══ Record list ══

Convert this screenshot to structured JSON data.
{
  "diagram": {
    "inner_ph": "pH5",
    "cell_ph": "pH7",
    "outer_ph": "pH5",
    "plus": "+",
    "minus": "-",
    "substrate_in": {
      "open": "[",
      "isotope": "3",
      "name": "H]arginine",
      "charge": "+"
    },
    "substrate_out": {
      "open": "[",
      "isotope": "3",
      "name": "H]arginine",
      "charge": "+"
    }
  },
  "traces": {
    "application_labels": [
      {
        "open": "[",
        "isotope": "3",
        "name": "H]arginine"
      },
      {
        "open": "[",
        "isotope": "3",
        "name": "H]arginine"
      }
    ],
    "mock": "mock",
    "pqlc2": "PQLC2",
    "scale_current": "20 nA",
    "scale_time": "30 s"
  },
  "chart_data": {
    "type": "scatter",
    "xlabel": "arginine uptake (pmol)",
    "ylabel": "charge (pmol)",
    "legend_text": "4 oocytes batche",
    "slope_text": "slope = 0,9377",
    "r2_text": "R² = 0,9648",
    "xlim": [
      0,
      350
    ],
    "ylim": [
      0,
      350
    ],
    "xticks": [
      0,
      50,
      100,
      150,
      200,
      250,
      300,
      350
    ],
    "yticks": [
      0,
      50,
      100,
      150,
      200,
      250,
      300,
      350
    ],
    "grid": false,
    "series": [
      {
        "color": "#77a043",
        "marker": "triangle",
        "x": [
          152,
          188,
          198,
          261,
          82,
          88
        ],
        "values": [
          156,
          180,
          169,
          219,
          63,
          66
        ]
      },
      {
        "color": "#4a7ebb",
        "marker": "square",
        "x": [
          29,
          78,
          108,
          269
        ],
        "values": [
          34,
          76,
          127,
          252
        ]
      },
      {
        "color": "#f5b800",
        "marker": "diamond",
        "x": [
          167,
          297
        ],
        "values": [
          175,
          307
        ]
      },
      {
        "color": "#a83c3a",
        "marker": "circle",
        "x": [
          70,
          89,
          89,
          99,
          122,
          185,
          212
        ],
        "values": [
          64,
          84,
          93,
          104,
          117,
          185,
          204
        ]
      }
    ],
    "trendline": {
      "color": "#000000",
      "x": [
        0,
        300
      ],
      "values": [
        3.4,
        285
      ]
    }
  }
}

═══

Your instructions |
All entries must be repeated verbatim.

The solution |
Convert this screenshot to structured JSON data.
{
  "diagram": {
    "inner_ph": "pH5",
    "cell_ph": "pH7",
    "outer_ph": "pH5",
    "plus": "+",
    "minus": "-",
    "substrate_in": {
      "open": "[",
      "isotope": "3",
      "name": "H]arginine",
      "charge": "+"
    },
    "substrate_out": {
      "open": "[",
      "isotope": "3",
      "name": "H]arginine",
      "charge": "+"
    }
  },
  "traces": {
    "application_labels": [
      {
        "open": "[",
        "isotope": "3",
        "name": "H]arginine"
      },
      {
        "open": "[",
        "isotope": "3",
        "name": "H]arginine"
      }
    ],
    "mock": "mock",
    "pqlc2": "PQLC2",
    "scale_current": "20 nA",
    "scale_time": "30 s"
  },
  "chart_data": {
    "type": "scatter",
    "xlabel": "arginine uptake (pmol)",
    "ylabel": "charge (pmol)",
    "legend_text": "4 oocytes batche",
    "slope_text": "slope = 0,9377",
    "r2_text": "R² = 0,9648",
    "xlim": [
      0,
      350
    ],
    "ylim": [
      0,
      350
    ],
    "xticks": [
      0,
      50,
      100,
      150,
      200,
      250,
      300,
      350
    ],
    "yticks": [
      0,
      50,
      100,
      150,
      200,
      250,
      300,
      350
    ],
    "grid": false,
    "series": [
      {
        "color": "#77a043",
        "marker": "triangle",
        "x": [
          152,
          188,
          198,
          261,
          82,
          88
        ],
        "values": [
          156,
          180,
          169,
          219,
          63,
          66
        ]
      },
      {
        "color": "#4a7ebb",
        "marker": "square",
        "x": [
          29,
          78,
          108,
          269
        ],
        "values": [
          34,
          76,
          127,
          252
        ]
      },
      {
        "color": "#f5b800",
        "marker": "diamond",
        "x": [
          167,
          297
        ],
        "values": [
          175,
          307
        ]
      },
      {
        "color": "#a83c3a",
        "marker": "circle",
        "x": [
          70,
          89,
          89,
          99,
          122,
          185,
          212
        ],
        "values": [
          64,
          84,
          93,
          104,
          117,
          185,
          204
        ]
      }
    ],
    "trendline": {
      "color": "#000000",
      "x": [
        0,
        300
      ],
      "values": [
        3.4,
        285
      ]
    }
  }
}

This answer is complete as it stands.